> RECORDS FOR THIS EXERCISE:
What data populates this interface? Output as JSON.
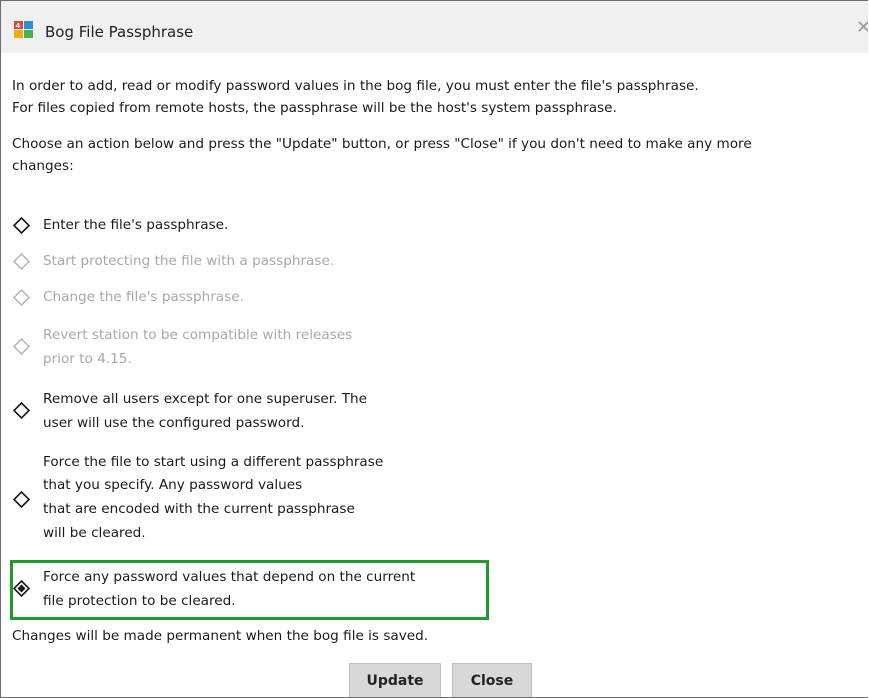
{
  "window": {
    "title": "Bog File Passphrase"
  },
  "intro": {
    "line1": "In order to add, read or modify password values in the bog file, you must enter the file's passphrase.",
    "line2": "For files copied from remote hosts, the passphrase will be the host's system passphrase."
  },
  "instruction": {
    "line1": "Choose an action below and press the \"Update\" button, or press \"Close\" if you don't need to make any more",
    "line2": "changes:"
  },
  "options": [
    {
      "lines": [
        "Enter the file's passphrase."
      ],
      "enabled": true,
      "selected": false
    },
    {
      "lines": [
        "Start protecting the file with a passphrase."
      ],
      "enabled": false,
      "selected": false
    },
    {
      "lines": [
        "Change the file's passphrase."
      ],
      "enabled": false,
      "selected": false
    },
    {
      "lines": [
        "Revert station to be compatible with releases",
        "prior to 4.15."
      ],
      "enabled": false,
      "selected": false
    },
    {
      "lines": [
        "Remove all users except for one superuser. The",
        "user will use the configured password."
      ],
      "enabled": true,
      "selected": false
    },
    {
      "lines": [
        "Force the file to start using a different passphrase",
        "that you specify. Any password values",
        "that are encoded with the current passphrase",
        "will be cleared."
      ],
      "enabled": true,
      "selected": false
    },
    {
      "lines": [
        "Force any password values that depend on the current",
        "file protection to be cleared."
      ],
      "enabled": true,
      "selected": true
    }
  ],
  "footer_note": "Changes will be made permanent when the bog file is saved.",
  "buttons": {
    "update": "Update",
    "close": "Close"
  },
  "colors": {
    "highlight": "#1e9a2e",
    "disabled_text": "#a8a8a8"
  }
}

> WHAT YOU ARE ASKED TO DO:
Go through the listing above and write it out again exactly, dropping the pictures.

> WRITTEN ANSWER:
What data populates this interface? Output as JSON.
{
  "window": {
    "title": "Bog File Passphrase"
  },
  "intro": {
    "line1": "In order to add, read or modify password values in the bog file, you must enter the file's passphrase.",
    "line2": "For files copied from remote hosts, the passphrase will be the host's system passphrase."
  },
  "instruction": {
    "line1": "Choose an action below and press the \"Update\" button, or press \"Close\" if you don't need to make any more",
    "line2": "changes:"
  },
  "options": [
    {
      "lines": [
        "Enter the file's passphrase."
      ],
      "enabled": true,
      "selected": false
    },
    {
      "lines": [
        "Start protecting the file with a passphrase."
      ],
      "enabled": false,
      "selected": false
    },
    {
      "lines": [
        "Change the file's passphrase."
      ],
      "enabled": false,
      "selected": false
    },
    {
      "lines": [
        "Revert station to be compatible with releases",
        "prior to 4.15."
      ],
      "enabled": false,
      "selected": false
    },
    {
      "lines": [
        "Remove all users except for one superuser. The",
        "user will use the configured password."
      ],
      "enabled": true,
      "selected": false
    },
    {
      "lines": [
        "Force the file to start using a different passphrase",
        "that you specify. Any password values",
        "that are encoded with the current passphrase",
        "will be cleared."
      ],
      "enabled": true,
      "selected": false
    },
    {
      "lines": [
        "Force any password values that depend on the current",
        "file protection to be cleared."
      ],
      "enabled": true,
      "selected": true
    }
  ],
  "footer_note": "Changes will be made permanent when the bog file is saved.",
  "buttons": {
    "update": "Update",
    "close": "Close"
  },
  "colors": {
    "highlight": "#1e9a2e",
    "disabled_text": "#a8a8a8"
  }
}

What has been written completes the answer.